#### What the task asks:
Transcribe the records below exactly as they appear, omitting any pictures.

━━━━━ Records for the exercise ━━━━━

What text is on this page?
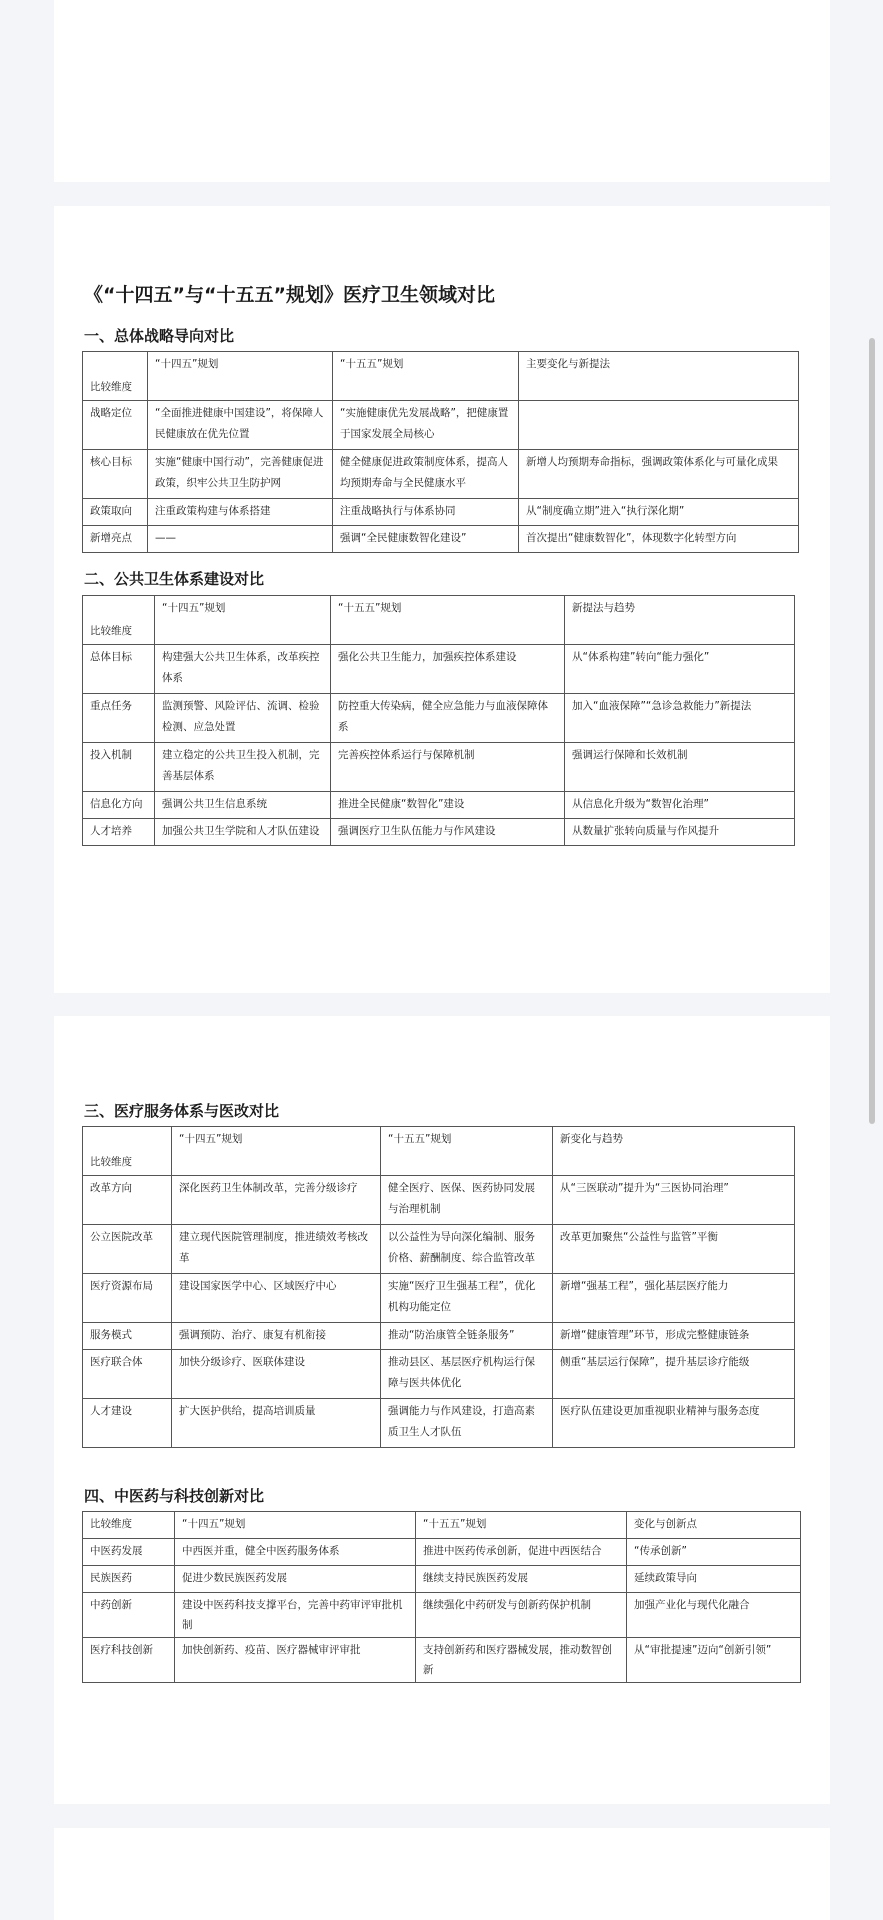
《“十四五”与“十五五”规划》医疗卫生领域对比
一、总体战略导向对比
比较维度	“十四五”规划	“十五五”规划	主要变化与新提法
战略定位	“全面推进健康中国建设”，将保障人民健康放在优先位置	“实施健康优先发展战略”，把健康置于国家发展全局核心	
核心目标	实施“健康中国行动”，完善健康促进政策，织牢公共卫生防护网	健全健康促进政策制度体系，提高人均预期寿命与全民健康水平	新增人均预期寿命指标，强调政策体系化与可量化成果
政策取向	注重政策构建与体系搭建	注重战略执行与体系协同	从“制度确立期”进入“执行深化期”
新增亮点	——	强调“全民健康数智化建设”	首次提出“健康数智化”，体现数字化转型方向
二、公共卫生体系建设对比
比较维度	“十四五”规划	“十五五”规划	新提法与趋势
总体目标	构建强大公共卫生体系，改革疾控体系	强化公共卫生能力，加强疾控体系建设	从“体系构建”转向“能力强化”
重点任务	监测预警、风险评估、流调、检验检测、应急处置	防控重大传染病，健全应急能力与血液保障体系	加入“血液保障”“急诊急救能力”新提法
投入机制	建立稳定的公共卫生投入机制，完善基层体系	完善疾控体系运行与保障机制	强调运行保障和长效机制
信息化方向	强调公共卫生信息系统	推进全民健康“数智化”建设	从信息化升级为“数智化治理”
人才培养	加强公共卫生学院和人才队伍建设	强调医疗卫生队伍能力与作风建设	从数量扩张转向质量与作风提升
三、医疗服务体系与医改对比
比较维度	“十四五”规划	“十五五”规划	新变化与趋势
改革方向	深化医药卫生体制改革，完善分级诊疗	健全医疗、医保、医药协同发展与治理机制	从“三医联动”提升为“三医协同治理”
公立医院改革	建立现代医院管理制度，推进绩效考核改革	以公益性为导向深化编制、服务价格、薪酬制度、综合监管改革	改革更加聚焦“公益性与监管”平衡
医疗资源布局	建设国家医学中心、区域医疗中心	实施“医疗卫生强基工程”，优化机构功能定位	新增“强基工程”，强化基层医疗能力
服务模式	强调预防、治疗、康复有机衔接	推动“防治康管全链条服务”	新增“健康管理”环节，形成完整健康链条
医疗联合体	加快分级诊疗、医联体建设	推动县区、基层医疗机构运行保障与医共体优化	侧重“基层运行保障”，提升基层诊疗能级
人才建设	扩大医护供给，提高培训质量	强调能力与作风建设，打造高素质卫生人才队伍	医疗队伍建设更加重视职业精神与服务态度
四、中医药与科技创新对比
比较维度	“十四五”规划	“十五五”规划	变化与创新点
中医药发展	中西医并重，健全中医药服务体系	推进中医药传承创新，促进中西医结合	“传承创新”
民族医药	促进少数民族医药发展	继续支持民族医药发展	延续政策导向
中药创新	建设中医药科技支撑平台，完善中药审评审批机制	继续强化中药研发与创新药保护机制	加强产业化与现代化融合
医疗科技创新	加快创新药、疫苗、医疗器械审评审批	支持创新药和医疗器械发展，推动数智创新	从“审批提速”迈向“创新引领”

━━━━━

#### Exercise result:
What text is on this page?
《“十四五”与“十五五”规划》医疗卫生领域对比
一、总体战略导向对比
比较维度	“十四五”规划	“十五五”规划	主要变化与新提法
战略定位	“全面推进健康中国建设”，将保障人民健康放在优先位置	“实施健康优先发展战略”，把健康置于国家发展全局核心	
核心目标	实施“健康中国行动”，完善健康促进政策，织牢公共卫生防护网	健全健康促进政策制度体系，提高人均预期寿命与全民健康水平	新增人均预期寿命指标，强调政策体系化与可量化成果
政策取向	注重政策构建与体系搭建	注重战略执行与体系协同	从“制度确立期”进入“执行深化期”
新增亮点	——	强调“全民健康数智化建设”	首次提出“健康数智化”，体现数字化转型方向
二、公共卫生体系建设对比
比较维度	“十四五”规划	“十五五”规划	新提法与趋势
总体目标	构建强大公共卫生体系，改革疾控体系	强化公共卫生能力，加强疾控体系建设	从“体系构建”转向“能力强化”
重点任务	监测预警、风险评估、流调、检验检测、应急处置	防控重大传染病，健全应急能力与血液保障体系	加入“血液保障”“急诊急救能力”新提法
投入机制	建立稳定的公共卫生投入机制，完善基层体系	完善疾控体系运行与保障机制	强调运行保障和长效机制
信息化方向	强调公共卫生信息系统	推进全民健康“数智化”建设	从信息化升级为“数智化治理”
人才培养	加强公共卫生学院和人才队伍建设	强调医疗卫生队伍能力与作风建设	从数量扩张转向质量与作风提升
三、医疗服务体系与医改对比
比较维度	“十四五”规划	“十五五”规划	新变化与趋势
改革方向	深化医药卫生体制改革，完善分级诊疗	健全医疗、医保、医药协同发展与治理机制	从“三医联动”提升为“三医协同治理”
公立医院改革	建立现代医院管理制度，推进绩效考核改革	以公益性为导向深化编制、服务价格、薪酬制度、综合监管改革	改革更加聚焦“公益性与监管”平衡
医疗资源布局	建设国家医学中心、区域医疗中心	实施“医疗卫生强基工程”，优化机构功能定位	新增“强基工程”，强化基层医疗能力
服务模式	强调预防、治疗、康复有机衔接	推动“防治康管全链条服务”	新增“健康管理”环节，形成完整健康链条
医疗联合体	加快分级诊疗、医联体建设	推动县区、基层医疗机构运行保障与医共体优化	侧重“基层运行保障”，提升基层诊疗能级
人才建设	扩大医护供给，提高培训质量	强调能力与作风建设，打造高素质卫生人才队伍	医疗队伍建设更加重视职业精神与服务态度
四、中医药与科技创新对比
比较维度	“十四五”规划	“十五五”规划	变化与创新点
中医药发展	中西医并重，健全中医药服务体系	推进中医药传承创新，促进中西医结合	“传承创新”
民族医药	促进少数民族医药发展	继续支持民族医药发展	延续政策导向
中药创新	建设中医药科技支撑平台，完善中药审评审批机制	继续强化中药研发与创新药保护机制	加强产业化与现代化融合
医疗科技创新	加快创新药、疫苗、医疗器械审评审批	支持创新药和医疗器械发展，推动数智创新	从“审批提速”迈向“创新引领”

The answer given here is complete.